Work to be completed:
Look for "name" in the listing below. Gather each line that contains it.

(Dataset rows)
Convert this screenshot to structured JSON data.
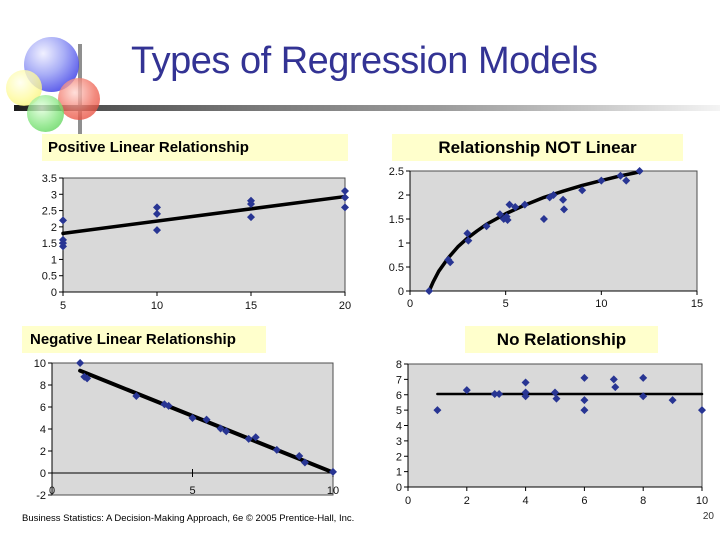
{
  "page": {
    "title": "Types of Regression Models",
    "title_color": "#333394",
    "highlight_color": "#ffffcc",
    "point_color": "#283593",
    "plot_bg": "#d9d9d9",
    "footer": "Business Statistics: A Decision-Making Approach, 6e © 2005 Prentice-Hall, Inc.",
    "page_number": "20"
  },
  "chart_data": [
    {
      "id": "positive-linear",
      "type": "scatter",
      "title": "Positive Linear Relationship",
      "xlabel": "",
      "ylabel": "",
      "xlim": [
        5,
        20
      ],
      "ylim": [
        0,
        3.5
      ],
      "xticks": [
        5,
        10,
        15,
        20
      ],
      "yticks": [
        0,
        0.5,
        1,
        1.5,
        2,
        2.5,
        3,
        3.5
      ],
      "grid": false,
      "legend": "none",
      "points": [
        [
          5,
          2.2
        ],
        [
          5,
          1.6
        ],
        [
          5,
          1.5
        ],
        [
          5,
          1.4
        ],
        [
          10,
          2.6
        ],
        [
          10,
          2.4
        ],
        [
          10,
          1.9
        ],
        [
          15,
          2.8
        ],
        [
          15,
          2.7
        ],
        [
          15,
          2.3
        ],
        [
          20,
          3.1
        ],
        [
          20,
          2.9
        ],
        [
          20,
          2.6
        ]
      ],
      "trend": {
        "kind": "line",
        "points": [
          [
            5,
            1.8
          ],
          [
            20,
            2.93
          ]
        ]
      }
    },
    {
      "id": "not-linear",
      "type": "scatter",
      "title": "Relationship NOT Linear",
      "xlabel": "",
      "ylabel": "",
      "xlim": [
        0,
        15
      ],
      "ylim": [
        0,
        2.5
      ],
      "xticks": [
        0,
        5,
        10,
        15
      ],
      "yticks": [
        0,
        0.5,
        1,
        1.5,
        2,
        2.5
      ],
      "grid": false,
      "legend": "none",
      "points": [
        [
          1,
          0
        ],
        [
          2,
          0.65
        ],
        [
          2.1,
          0.6
        ],
        [
          3,
          1.2
        ],
        [
          3.05,
          1.05
        ],
        [
          4,
          1.35
        ],
        [
          4.7,
          1.6
        ],
        [
          4.9,
          1.5
        ],
        [
          5.05,
          1.55
        ],
        [
          5.1,
          1.48
        ],
        [
          5.2,
          1.8
        ],
        [
          5.5,
          1.75
        ],
        [
          6,
          1.8
        ],
        [
          7,
          1.5
        ],
        [
          7.3,
          1.95
        ],
        [
          7.5,
          2.0
        ],
        [
          8,
          1.9
        ],
        [
          8.05,
          1.7
        ],
        [
          9,
          2.1
        ],
        [
          10,
          2.3
        ],
        [
          11,
          2.4
        ],
        [
          11.3,
          2.3
        ],
        [
          12,
          2.5
        ]
      ],
      "trend": {
        "kind": "curve",
        "points": [
          [
            1,
            0
          ],
          [
            1.2,
            0.18
          ],
          [
            1.5,
            0.41
          ],
          [
            2,
            0.69
          ],
          [
            2.5,
            0.92
          ],
          [
            3,
            1.1
          ],
          [
            3.5,
            1.25
          ],
          [
            4,
            1.39
          ],
          [
            4.5,
            1.5
          ],
          [
            5,
            1.61
          ],
          [
            6,
            1.79
          ],
          [
            7,
            1.95
          ],
          [
            8,
            2.08
          ],
          [
            9,
            2.2
          ],
          [
            10,
            2.3
          ],
          [
            11,
            2.4
          ],
          [
            12,
            2.48
          ]
        ]
      }
    },
    {
      "id": "negative-linear",
      "type": "scatter",
      "title": "Negative Linear Relationship",
      "xlabel": "",
      "ylabel": "",
      "xlim": [
        0,
        10
      ],
      "ylim": [
        -2,
        10
      ],
      "xticks": [
        0,
        5,
        10
      ],
      "yticks": [
        -2,
        0,
        2,
        4,
        6,
        8,
        10
      ],
      "x_axis_at": 0,
      "grid": false,
      "legend": "none",
      "points": [
        [
          1,
          10
        ],
        [
          1.15,
          8.75
        ],
        [
          1.25,
          8.6
        ],
        [
          3,
          7
        ],
        [
          4,
          6.25
        ],
        [
          4.15,
          6.1
        ],
        [
          5,
          5
        ],
        [
          5.5,
          4.85
        ],
        [
          6,
          4.05
        ],
        [
          6.2,
          3.8
        ],
        [
          7,
          3.1
        ],
        [
          7.25,
          3.25
        ],
        [
          8,
          2.1
        ],
        [
          8.8,
          1.55
        ],
        [
          9,
          0.95
        ],
        [
          10,
          0.1
        ]
      ],
      "trend": {
        "kind": "line",
        "points": [
          [
            1,
            9.3
          ],
          [
            10,
            0.05
          ]
        ]
      }
    },
    {
      "id": "no-relationship",
      "type": "scatter",
      "title": "No Relationship",
      "xlabel": "",
      "ylabel": "",
      "xlim": [
        0,
        10
      ],
      "ylim": [
        0,
        8
      ],
      "xticks": [
        0,
        2,
        4,
        6,
        8,
        10
      ],
      "yticks": [
        0,
        1,
        2,
        3,
        4,
        5,
        6,
        7,
        8
      ],
      "grid": false,
      "legend": "none",
      "points": [
        [
          1,
          5
        ],
        [
          2,
          6.3
        ],
        [
          2.95,
          6.05
        ],
        [
          3.1,
          6.05
        ],
        [
          4,
          6.8
        ],
        [
          4,
          6.15
        ],
        [
          4,
          5.9
        ],
        [
          5,
          6.15
        ],
        [
          5.05,
          5.75
        ],
        [
          6,
          7.1
        ],
        [
          6,
          5.65
        ],
        [
          6,
          5.0
        ],
        [
          7,
          7.0
        ],
        [
          7.05,
          6.5
        ],
        [
          8,
          7.1
        ],
        [
          8,
          5.9
        ],
        [
          9,
          5.65
        ],
        [
          10,
          5.0
        ]
      ],
      "trend": {
        "kind": "line",
        "points": [
          [
            1,
            6.05
          ],
          [
            10,
            6.05
          ]
        ]
      }
    }
  ]
}
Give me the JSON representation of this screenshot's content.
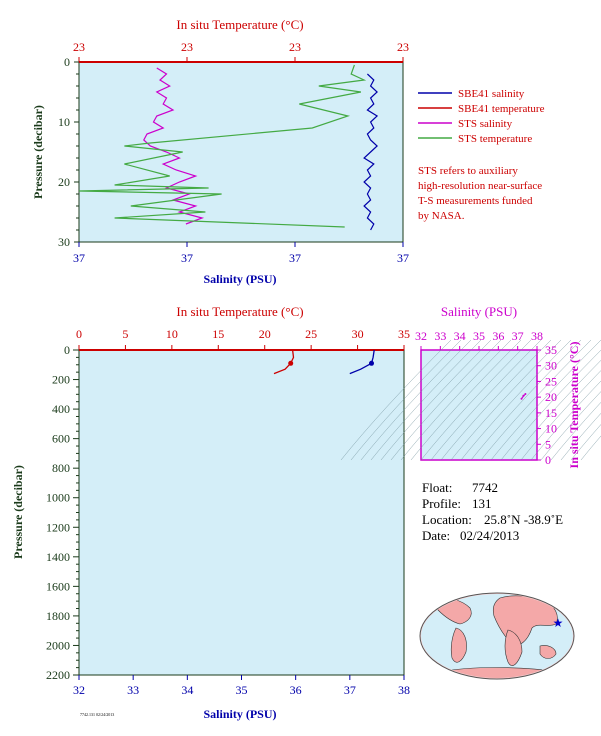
{
  "chart_data": [
    {
      "type": "line",
      "x_top_label": "In situ Temperature (°C)",
      "x_top_ticks": [
        "23",
        "23",
        "23",
        "23"
      ],
      "x_bottom_label": "Salinity (PSU)",
      "x_bottom_ticks": [
        "37",
        "37",
        "37",
        "37"
      ],
      "ylabel": "Pressure (decibar)",
      "y_ticks": [
        0,
        10,
        20,
        30
      ],
      "ylim": [
        0,
        30
      ],
      "grid": false,
      "legend_placement": "right",
      "series": [
        {
          "name": "SBE41 salinity",
          "color": "#0000aa",
          "points": [
            [
              0.89,
              2
            ],
            [
              0.91,
              3
            ],
            [
              0.9,
              4
            ],
            [
              0.92,
              5
            ],
            [
              0.9,
              6
            ],
            [
              0.91,
              7
            ],
            [
              0.89,
              8
            ],
            [
              0.92,
              9
            ],
            [
              0.9,
              10
            ],
            [
              0.91,
              11
            ],
            [
              0.89,
              12
            ],
            [
              0.9,
              13
            ],
            [
              0.92,
              14
            ],
            [
              0.9,
              15
            ],
            [
              0.88,
              16
            ],
            [
              0.91,
              17
            ],
            [
              0.89,
              18
            ],
            [
              0.9,
              19
            ],
            [
              0.88,
              20
            ],
            [
              0.9,
              21
            ],
            [
              0.89,
              22
            ],
            [
              0.9,
              23
            ],
            [
              0.88,
              24
            ],
            [
              0.9,
              25
            ],
            [
              0.89,
              26
            ],
            [
              0.91,
              27
            ],
            [
              0.9,
              28
            ]
          ]
        },
        {
          "name": "SBE41 temperature",
          "color": "#cc0000",
          "points": [
            [
              0.0,
              0.0
            ],
            [
              1.0,
              0.0
            ]
          ]
        },
        {
          "name": "STS salinity",
          "color": "#cc00cc",
          "points": [
            [
              0.24,
              1
            ],
            [
              0.27,
              2
            ],
            [
              0.25,
              3
            ],
            [
              0.28,
              4
            ],
            [
              0.24,
              5
            ],
            [
              0.27,
              6
            ],
            [
              0.26,
              7
            ],
            [
              0.29,
              8
            ],
            [
              0.24,
              9
            ],
            [
              0.23,
              10
            ],
            [
              0.26,
              11
            ],
            [
              0.21,
              12
            ],
            [
              0.2,
              13
            ],
            [
              0.22,
              14
            ],
            [
              0.27,
              15
            ],
            [
              0.31,
              16
            ],
            [
              0.26,
              17
            ],
            [
              0.3,
              18
            ],
            [
              0.36,
              19
            ],
            [
              0.31,
              20
            ],
            [
              0.27,
              21
            ],
            [
              0.34,
              22
            ],
            [
              0.29,
              23
            ],
            [
              0.36,
              24
            ],
            [
              0.31,
              25
            ],
            [
              0.38,
              26
            ],
            [
              0.33,
              27
            ]
          ]
        },
        {
          "name": "STS temperature",
          "color": "#44aa44",
          "points": [
            [
              0.85,
              0.5
            ],
            [
              0.84,
              2
            ],
            [
              0.88,
              3
            ],
            [
              0.74,
              4
            ],
            [
              0.87,
              5
            ],
            [
              0.68,
              7
            ],
            [
              0.83,
              9
            ],
            [
              0.72,
              11
            ],
            [
              0.22,
              13.5
            ],
            [
              0.14,
              14
            ],
            [
              0.32,
              15
            ],
            [
              0.14,
              17
            ],
            [
              0.28,
              19
            ],
            [
              0.11,
              20.5
            ],
            [
              0.4,
              21
            ],
            [
              0.0,
              21.5
            ],
            [
              0.44,
              22
            ],
            [
              0.16,
              24
            ],
            [
              0.39,
              25
            ],
            [
              0.11,
              26
            ],
            [
              0.82,
              27.5
            ]
          ]
        }
      ]
    },
    {
      "type": "line",
      "x_top_label": "In situ Temperature (°C)",
      "x_top_ticks": [
        "0",
        "5",
        "10",
        "15",
        "20",
        "25",
        "30",
        "35"
      ],
      "x_bottom_label": "Salinity (PSU)",
      "x_bottom_ticks": [
        "32",
        "33",
        "34",
        "35",
        "36",
        "37",
        "38"
      ],
      "ylabel": "Pressure (decibar)",
      "y_ticks": [
        0,
        200,
        400,
        600,
        800,
        1000,
        1200,
        1400,
        1600,
        1800,
        2000,
        2200
      ],
      "ylim": [
        0,
        2200
      ],
      "temperature_range": [
        0,
        35
      ],
      "salinity_range": [
        32,
        38
      ],
      "grid": false,
      "series": [
        {
          "name": "temperature",
          "color": "#cc0000",
          "points": [
            [
              23.0,
              0
            ],
            [
              23.1,
              50
            ],
            [
              22.8,
              90
            ],
            [
              22.2,
              130
            ],
            [
              21.0,
              160
            ]
          ]
        },
        {
          "name": "salinity",
          "color": "#0000aa",
          "points": [
            [
              37.45,
              0
            ],
            [
              37.43,
              50
            ],
            [
              37.4,
              90
            ],
            [
              37.2,
              130
            ],
            [
              37.0,
              160
            ]
          ]
        }
      ]
    },
    {
      "type": "scatter",
      "x_top_label": "Salinity (PSU)",
      "x_ticks": [
        "32",
        "33",
        "34",
        "35",
        "36",
        "37",
        "38"
      ],
      "ylabel": "In situ Temperature (°C)",
      "y_ticks": [
        "0",
        "5",
        "10",
        "15",
        "20",
        "25",
        "30",
        "35"
      ],
      "xlim": [
        32,
        38
      ],
      "ylim": [
        0,
        35
      ],
      "points": [
        [
          37.4,
          21
        ],
        [
          37.2,
          19.5
        ],
        [
          37.3,
          20.5
        ]
      ]
    }
  ],
  "info": {
    "float_label": "Float:",
    "float_value": "7742",
    "profile_label": "Profile:",
    "profile_value": "131",
    "location_label": "Location:",
    "location_value": "25.8˚N  -38.9˚E",
    "date_label": "Date:",
    "date_value": "02/24/2013"
  },
  "legend": {
    "items": [
      {
        "label": "SBE41 salinity",
        "color": "#0000aa"
      },
      {
        "label": "SBE41 temperature",
        "color": "#cc0000"
      },
      {
        "label": "STS salinity",
        "color": "#cc00cc"
      },
      {
        "label": "STS temperature",
        "color": "#44aa44"
      }
    ],
    "note": [
      "STS refers to auxiliary",
      "high-resolution near-surface",
      "T-S measurements funded",
      "by NASA."
    ]
  },
  "footer_note": "7742.131 02/24/2013",
  "colors": {
    "plot_bg": "#d4eef8",
    "temp": "#cc0000",
    "sal": "#0000aa",
    "mag": "#cc00cc",
    "axis_text": "#1a3a1a"
  }
}
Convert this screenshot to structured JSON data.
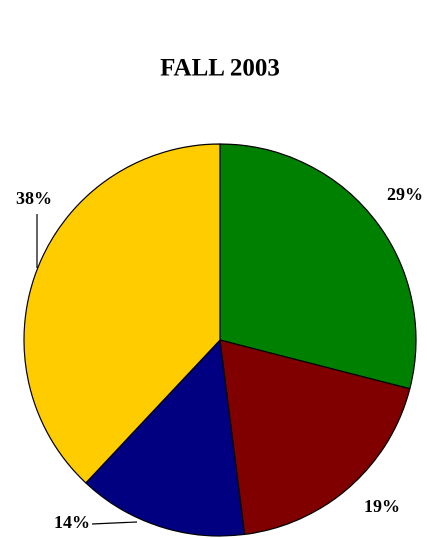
{
  "chart_data": {
    "type": "pie",
    "title": "FALL 2003",
    "values": [
      29,
      19,
      14,
      38
    ],
    "value_labels": [
      "29%",
      "19%",
      "14%",
      "38%"
    ],
    "colors": [
      "#008000",
      "#800000",
      "#000080",
      "#ffcc00"
    ]
  }
}
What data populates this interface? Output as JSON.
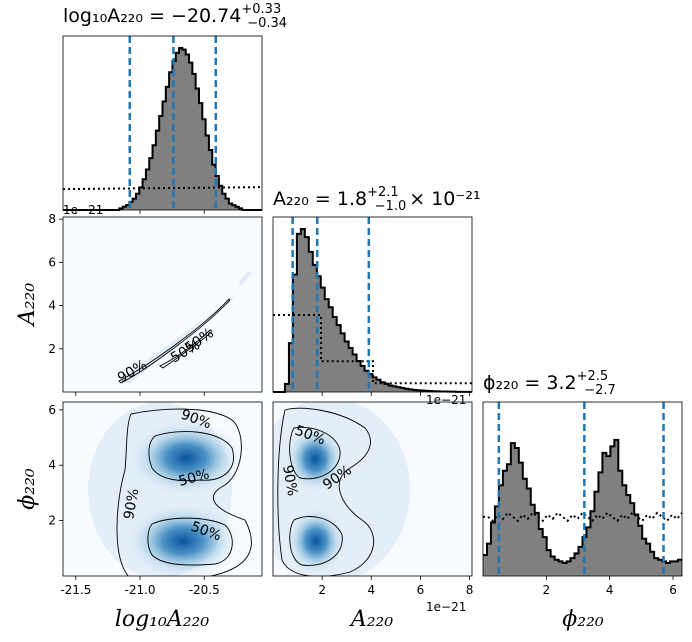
{
  "chart_data": {
    "type": "corner",
    "parameters": [
      "log10A220",
      "A220",
      "phi220"
    ],
    "colors": {
      "hist_fill": "#808080",
      "hist_edge": "#000000",
      "quantile_line": "#1f77b4",
      "density": "#08519c",
      "prior": "#000000"
    },
    "titles": {
      "log10A220": {
        "name": "log₁₀A₂₂₀",
        "median": "−20.74",
        "plus": "+0.33",
        "minus": "−0.34"
      },
      "A220": {
        "name": "A₂₂₀",
        "median": "1.8",
        "plus": "+2.1",
        "minus": "−1.0",
        "scale": "× 10⁻²¹"
      },
      "phi220": {
        "name": "ϕ₂₂₀",
        "median": "3.2",
        "plus": "+2.5",
        "minus": "−2.7"
      }
    },
    "axes": {
      "log10A220": {
        "label": "log₁₀A₂₂₀",
        "range": [
          -21.6,
          -20.05
        ],
        "ticks": [
          "-21.5",
          "-21.0",
          "-20.5"
        ],
        "tick_values": [
          -21.5,
          -21.0,
          -20.5
        ]
      },
      "A220": {
        "label": "A₂₂₀",
        "range": [
          0.0,
          8.1
        ],
        "ticks": [
          "2",
          "4",
          "6",
          "8"
        ],
        "tick_values": [
          2,
          4,
          6,
          8
        ],
        "offset": "1e−21"
      },
      "phi220": {
        "label": "ϕ₂₂₀",
        "range": [
          0.0,
          6.283
        ],
        "ticks": [
          "2",
          "4",
          "6"
        ],
        "tick_values": [
          2,
          4,
          6
        ]
      }
    },
    "quantiles": {
      "log10A220": [
        -21.08,
        -20.74,
        -20.41
      ],
      "A220": [
        0.8,
        1.8,
        3.9
      ],
      "phi220": [
        0.5,
        3.2,
        5.7
      ]
    },
    "histograms": {
      "log10A220": [
        0,
        0,
        0,
        0,
        0,
        0,
        0,
        0,
        0,
        0,
        0,
        0,
        0,
        0,
        0,
        0,
        0,
        0.01,
        0.02,
        0.03,
        0.05,
        0.07,
        0.1,
        0.14,
        0.19,
        0.25,
        0.32,
        0.4,
        0.49,
        0.58,
        0.67,
        0.76,
        0.85,
        0.92,
        0.97,
        1.0,
        0.99,
        0.96,
        0.91,
        0.84,
        0.75,
        0.66,
        0.56,
        0.46,
        0.37,
        0.28,
        0.21,
        0.15,
        0.1,
        0.07,
        0.04,
        0.03,
        0.02,
        0.01,
        0,
        0,
        0,
        0,
        0,
        0
      ],
      "A220": [
        0,
        0,
        0,
        0.05,
        0.3,
        0.72,
        0.97,
        1.0,
        0.95,
        0.86,
        0.78,
        0.71,
        0.64,
        0.57,
        0.52,
        0.46,
        0.41,
        0.36,
        0.31,
        0.27,
        0.23,
        0.19,
        0.16,
        0.13,
        0.11,
        0.09,
        0.075,
        0.06,
        0.05,
        0.04,
        0.035,
        0.03,
        0.025,
        0.02,
        0.016,
        0.013,
        0.011,
        0.009,
        0.007,
        0.006,
        0.005,
        0.004,
        0.003,
        0.003,
        0.002,
        0.002,
        0.001,
        0.001,
        0.001,
        0.001
      ],
      "phi220": [
        0.13,
        0.2,
        0.33,
        0.43,
        0.56,
        0.65,
        0.69,
        0.82,
        0.79,
        0.7,
        0.6,
        0.54,
        0.44,
        0.39,
        0.29,
        0.24,
        0.16,
        0.12,
        0.1,
        0.09,
        0.08,
        0.09,
        0.11,
        0.14,
        0.18,
        0.24,
        0.3,
        0.4,
        0.52,
        0.64,
        0.76,
        0.74,
        0.8,
        0.84,
        0.65,
        0.56,
        0.5,
        0.45,
        0.38,
        0.31,
        0.23,
        0.2,
        0.15,
        0.11,
        0.1,
        0.09,
        0.08,
        0.09,
        0.09,
        0.1
      ]
    },
    "prior_levels": {
      "log10A220": 0.12,
      "A220_left": 0.44,
      "A220_right": 0.05,
      "phi220": 0.34
    },
    "contour_labels": {
      "log10A220_A220": [
        "90%",
        "50%",
        "50%"
      ],
      "log10A220_phi220": [
        "90%",
        "50%",
        "90%",
        "50%"
      ],
      "A220_phi220": [
        "50%",
        "90%",
        "90%"
      ]
    }
  }
}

The reply:
          "name": "SBE41 salinity",
          "name": "SBE41 temperature",
          "name": "STS salinity",
          "name": "STS temperature",
          "name": "temperature",
          "name": "salinity",
        "name": "log₁₀A₂₂₀",
        "name": "A₂₂₀",
        "name": "ϕ₂₂₀",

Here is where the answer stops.